=== Data rows ===

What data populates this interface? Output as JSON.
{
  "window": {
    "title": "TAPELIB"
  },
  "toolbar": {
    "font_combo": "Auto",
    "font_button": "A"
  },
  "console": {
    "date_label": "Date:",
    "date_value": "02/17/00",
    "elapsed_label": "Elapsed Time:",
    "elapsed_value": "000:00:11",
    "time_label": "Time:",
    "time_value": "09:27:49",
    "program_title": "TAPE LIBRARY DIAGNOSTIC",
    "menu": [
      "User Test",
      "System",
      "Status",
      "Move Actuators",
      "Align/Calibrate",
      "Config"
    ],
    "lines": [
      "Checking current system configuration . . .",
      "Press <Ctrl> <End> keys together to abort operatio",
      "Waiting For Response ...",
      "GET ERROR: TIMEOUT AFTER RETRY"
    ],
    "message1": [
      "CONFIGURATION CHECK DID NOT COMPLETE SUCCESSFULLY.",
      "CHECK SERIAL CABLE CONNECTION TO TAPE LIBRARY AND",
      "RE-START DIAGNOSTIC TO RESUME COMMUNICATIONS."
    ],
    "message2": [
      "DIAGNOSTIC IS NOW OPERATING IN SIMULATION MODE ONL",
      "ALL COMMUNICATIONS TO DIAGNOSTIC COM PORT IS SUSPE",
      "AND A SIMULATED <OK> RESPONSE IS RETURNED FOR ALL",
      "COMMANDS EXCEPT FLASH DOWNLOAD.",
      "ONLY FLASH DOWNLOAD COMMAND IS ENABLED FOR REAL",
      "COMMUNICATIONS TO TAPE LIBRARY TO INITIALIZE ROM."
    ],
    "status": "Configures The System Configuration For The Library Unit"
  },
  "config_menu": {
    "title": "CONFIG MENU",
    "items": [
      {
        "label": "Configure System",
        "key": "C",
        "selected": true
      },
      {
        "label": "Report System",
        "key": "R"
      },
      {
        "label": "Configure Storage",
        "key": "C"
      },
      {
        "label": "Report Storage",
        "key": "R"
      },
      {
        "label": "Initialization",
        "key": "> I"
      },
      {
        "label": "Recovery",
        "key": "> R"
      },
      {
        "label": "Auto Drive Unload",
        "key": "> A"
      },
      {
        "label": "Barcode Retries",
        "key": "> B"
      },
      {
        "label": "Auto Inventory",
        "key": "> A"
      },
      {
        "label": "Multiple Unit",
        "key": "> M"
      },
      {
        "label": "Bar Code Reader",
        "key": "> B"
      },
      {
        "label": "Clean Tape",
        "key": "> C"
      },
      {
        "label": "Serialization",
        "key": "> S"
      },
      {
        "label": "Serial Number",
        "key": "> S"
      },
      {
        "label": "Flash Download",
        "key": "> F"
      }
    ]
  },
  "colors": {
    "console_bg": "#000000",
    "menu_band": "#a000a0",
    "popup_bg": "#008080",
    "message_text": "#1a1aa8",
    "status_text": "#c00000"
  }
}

===

* _Required task_: Pull out each record as written and restate it exactly.

* _Answer for this exercise_:
What data populates this interface? Output as JSON.
{
  "window": {
    "title": "TAPELIB"
  },
  "toolbar": {
    "font_combo": "Auto",
    "font_button": "A"
  },
  "console": {
    "date_label": "Date:",
    "date_value": "02/17/00",
    "elapsed_label": "Elapsed Time:",
    "elapsed_value": "000:00:11",
    "time_label": "Time:",
    "time_value": "09:27:49",
    "program_title": "TAPE LIBRARY DIAGNOSTIC",
    "menu": [
      "User Test",
      "System",
      "Status",
      "Move Actuators",
      "Align/Calibrate",
      "Config"
    ],
    "lines": [
      "Checking current system configuration . . .",
      "Press <Ctrl> <End> keys together to abort operatio",
      "Waiting For Response ...",
      "GET ERROR: TIMEOUT AFTER RETRY"
    ],
    "message1": [
      "CONFIGURATION CHECK DID NOT COMPLETE SUCCESSFULLY.",
      "CHECK SERIAL CABLE CONNECTION TO TAPE LIBRARY AND",
      "RE-START DIAGNOSTIC TO RESUME COMMUNICATIONS."
    ],
    "message2": [
      "DIAGNOSTIC IS NOW OPERATING IN SIMULATION MODE ONL",
      "ALL COMMUNICATIONS TO DIAGNOSTIC COM PORT IS SUSPE",
      "AND A SIMULATED <OK> RESPONSE IS RETURNED FOR ALL",
      "COMMANDS EXCEPT FLASH DOWNLOAD.",
      "ONLY FLASH DOWNLOAD COMMAND IS ENABLED FOR REAL",
      "COMMUNICATIONS TO TAPE LIBRARY TO INITIALIZE ROM."
    ],
    "status": "Configures The System Configuration For The Library Unit"
  },
  "config_menu": {
    "title": "CONFIG MENU",
    "items": [
      {
        "label": "Configure System",
        "key": "C",
        "selected": true
      },
      {
        "label": "Report System",
        "key": "R"
      },
      {
        "label": "Configure Storage",
        "key": "C"
      },
      {
        "label": "Report Storage",
        "key": "R"
      },
      {
        "label": "Initialization",
        "key": "> I"
      },
      {
        "label": "Recovery",
        "key": "> R"
      },
      {
        "label": "Auto Drive Unload",
        "key": "> A"
      },
      {
        "label": "Barcode Retries",
        "key": "> B"
      },
      {
        "label": "Auto Inventory",
        "key": "> A"
      },
      {
        "label": "Multiple Unit",
        "key": "> M"
      },
      {
        "label": "Bar Code Reader",
        "key": "> B"
      },
      {
        "label": "Clean Tape",
        "key": "> C"
      },
      {
        "label": "Serialization",
        "key": "> S"
      },
      {
        "label": "Serial Number",
        "key": "> S"
      },
      {
        "label": "Flash Download",
        "key": "> F"
      }
    ]
  },
  "colors": {
    "console_bg": "#000000",
    "menu_band": "#a000a0",
    "popup_bg": "#008080",
    "message_text": "#1a1aa8",
    "status_text": "#c00000"
  }
}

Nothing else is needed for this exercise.